───── Exercise passage

Where is AI already being trained with personal data today?

In almost all digital business models:

E-commerce & marketing

  • Product recommendations based on user behavior
  • A/B testing to optimize personalization
  • Lookalike audiences for advertising

Healthcare

  • Training data for diagnostic algorithms using patient data
  • Speech recognition in medical documentation

Predictive analytics

  • Customer churn predictions (churn prediction)
  • Sales forecasts using CRM histories

Human resources

  • Pre-sorting of applicants based on old application data
  • Performance forecasts using HR feedback data

Use case:

An SaaS provider in the HR sector trains a model for applicant selection using historical resumes. Much of this data contains gender, origin, age—in other words, sensitive personal data.

What is permitted from a data protection perspective – and what is not?

According to the GDPR, training AI with personal data is generally permissible, but only under certain conditions:

1. Legal basis according to Art. 6 GDPR

  • Most relevant: consent or legitimate interest
  • For particularly sensitive data (e.g., health): Art. 9 GDPR → explicit consent required

2. Transparency and purpose limitation

  • Users must clearly understand that their data is being used for AI purposes.
  • The purpose must be clear (e.g., “improvement of recommendation logic”).

3. Data minimization (Art. 5 GDPR)

  • Only data that is truly necessary may be used
  • Superfluous or outdated information must be excluded

4. Comply with data subject rights

Data must be accessible, deletable, and portable upon request
Profiling must not make legal or significant decisions without human intervention (Art. 22 GDPR)

──────────

What the task requires: Duplicate the part of the text on AI training under the GDPR, starting with "2. Transparency and" and going on through "(Art. 22 GDPR)". The rows come from a different source than the text.

───── Excerpted records

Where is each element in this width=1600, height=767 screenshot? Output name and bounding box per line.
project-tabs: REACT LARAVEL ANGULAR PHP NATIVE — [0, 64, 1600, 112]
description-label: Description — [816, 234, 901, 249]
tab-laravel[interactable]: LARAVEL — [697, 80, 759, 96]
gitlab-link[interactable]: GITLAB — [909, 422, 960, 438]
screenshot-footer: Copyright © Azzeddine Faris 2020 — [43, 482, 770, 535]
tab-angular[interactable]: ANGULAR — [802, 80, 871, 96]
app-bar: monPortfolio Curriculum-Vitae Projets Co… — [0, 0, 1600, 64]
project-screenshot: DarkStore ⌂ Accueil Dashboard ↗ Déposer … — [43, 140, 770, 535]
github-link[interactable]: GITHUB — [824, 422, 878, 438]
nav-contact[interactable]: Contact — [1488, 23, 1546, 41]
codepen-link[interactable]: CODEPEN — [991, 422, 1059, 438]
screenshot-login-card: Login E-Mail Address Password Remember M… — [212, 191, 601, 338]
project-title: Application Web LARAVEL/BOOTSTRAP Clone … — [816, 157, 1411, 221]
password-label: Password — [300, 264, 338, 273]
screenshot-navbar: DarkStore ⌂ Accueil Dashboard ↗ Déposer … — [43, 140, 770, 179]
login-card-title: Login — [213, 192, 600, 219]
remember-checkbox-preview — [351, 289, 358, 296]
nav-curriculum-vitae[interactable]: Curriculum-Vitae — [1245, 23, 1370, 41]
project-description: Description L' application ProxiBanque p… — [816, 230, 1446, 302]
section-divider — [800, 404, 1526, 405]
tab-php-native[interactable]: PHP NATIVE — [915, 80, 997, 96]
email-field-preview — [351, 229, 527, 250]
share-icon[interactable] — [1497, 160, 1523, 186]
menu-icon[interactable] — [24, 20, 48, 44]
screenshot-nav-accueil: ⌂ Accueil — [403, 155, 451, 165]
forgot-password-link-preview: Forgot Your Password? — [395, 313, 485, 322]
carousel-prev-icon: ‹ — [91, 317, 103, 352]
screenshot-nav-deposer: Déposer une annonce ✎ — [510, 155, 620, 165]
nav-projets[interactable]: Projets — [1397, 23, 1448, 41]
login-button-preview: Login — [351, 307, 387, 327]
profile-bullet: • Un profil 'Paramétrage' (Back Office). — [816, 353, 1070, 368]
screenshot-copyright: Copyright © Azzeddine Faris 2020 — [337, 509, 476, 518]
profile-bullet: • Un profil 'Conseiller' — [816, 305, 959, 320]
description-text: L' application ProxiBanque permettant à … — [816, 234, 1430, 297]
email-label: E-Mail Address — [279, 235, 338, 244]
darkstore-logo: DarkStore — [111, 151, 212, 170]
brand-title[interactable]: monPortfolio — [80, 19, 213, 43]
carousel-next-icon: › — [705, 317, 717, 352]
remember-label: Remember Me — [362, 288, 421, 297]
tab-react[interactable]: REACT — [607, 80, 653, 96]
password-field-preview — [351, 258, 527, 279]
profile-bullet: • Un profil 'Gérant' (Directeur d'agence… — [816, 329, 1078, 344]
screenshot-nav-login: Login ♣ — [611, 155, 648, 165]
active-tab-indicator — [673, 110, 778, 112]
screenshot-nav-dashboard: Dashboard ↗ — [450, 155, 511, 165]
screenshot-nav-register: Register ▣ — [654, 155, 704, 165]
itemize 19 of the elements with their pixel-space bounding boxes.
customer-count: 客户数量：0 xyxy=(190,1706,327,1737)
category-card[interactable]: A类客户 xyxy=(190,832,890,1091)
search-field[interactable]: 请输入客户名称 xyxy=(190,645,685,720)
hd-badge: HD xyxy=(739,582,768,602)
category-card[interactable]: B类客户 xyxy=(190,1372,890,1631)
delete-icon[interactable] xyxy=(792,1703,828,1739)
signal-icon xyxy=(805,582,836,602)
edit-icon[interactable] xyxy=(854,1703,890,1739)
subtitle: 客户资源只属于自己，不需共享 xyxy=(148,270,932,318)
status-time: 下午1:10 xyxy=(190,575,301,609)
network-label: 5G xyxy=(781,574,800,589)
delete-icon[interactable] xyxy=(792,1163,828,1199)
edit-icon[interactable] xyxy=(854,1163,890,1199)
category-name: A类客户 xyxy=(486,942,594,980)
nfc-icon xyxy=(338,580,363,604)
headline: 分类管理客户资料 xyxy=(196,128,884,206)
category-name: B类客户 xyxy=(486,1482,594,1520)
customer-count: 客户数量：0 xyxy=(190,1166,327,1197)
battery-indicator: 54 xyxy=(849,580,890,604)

──────────

Task response:
2. Transparency and purpose limitation

  • Users must clearly understand that their data is being used for AI purposes.
  • The purpose must be clear (e.g., “improvement of recommendation logic”).

3. Data minimization (Art. 5 GDPR)

  • Only data that is truly necessary may be used
  • Superfluous or outdated information must be excluded

4. Comply with data subject rights

Data must be accessible, deletable, and portable upon request
Profiling must not make legal or significant decisions without human intervention (Art. 22 GDPR)